§ **EXERCISE OBJECTIVE**
Exactly as written, print each record in the listing.

§ **Data extracted from a collection**
■ ■ ■ ■
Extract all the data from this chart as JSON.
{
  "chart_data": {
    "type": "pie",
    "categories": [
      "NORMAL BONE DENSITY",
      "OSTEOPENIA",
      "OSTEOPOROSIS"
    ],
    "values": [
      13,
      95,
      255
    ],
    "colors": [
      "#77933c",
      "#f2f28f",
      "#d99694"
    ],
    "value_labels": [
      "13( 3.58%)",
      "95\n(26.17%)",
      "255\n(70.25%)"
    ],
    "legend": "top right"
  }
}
■ ■ ■ ■
§ **WORKED SOLUTION**
Extract all the data from this chart as JSON.
{
  "chart_data": {
    "type": "pie",
    "categories": [
      "NORMAL BONE DENSITY",
      "OSTEOPENIA",
      "OSTEOPOROSIS"
    ],
    "values": [
      13,
      95,
      255
    ],
    "colors": [
      "#77933c",
      "#f2f28f",
      "#d99694"
    ],
    "value_labels": [
      "13( 3.58%)",
      "95\n(26.17%)",
      "255\n(70.25%)"
    ],
    "legend": "top right"
  }
}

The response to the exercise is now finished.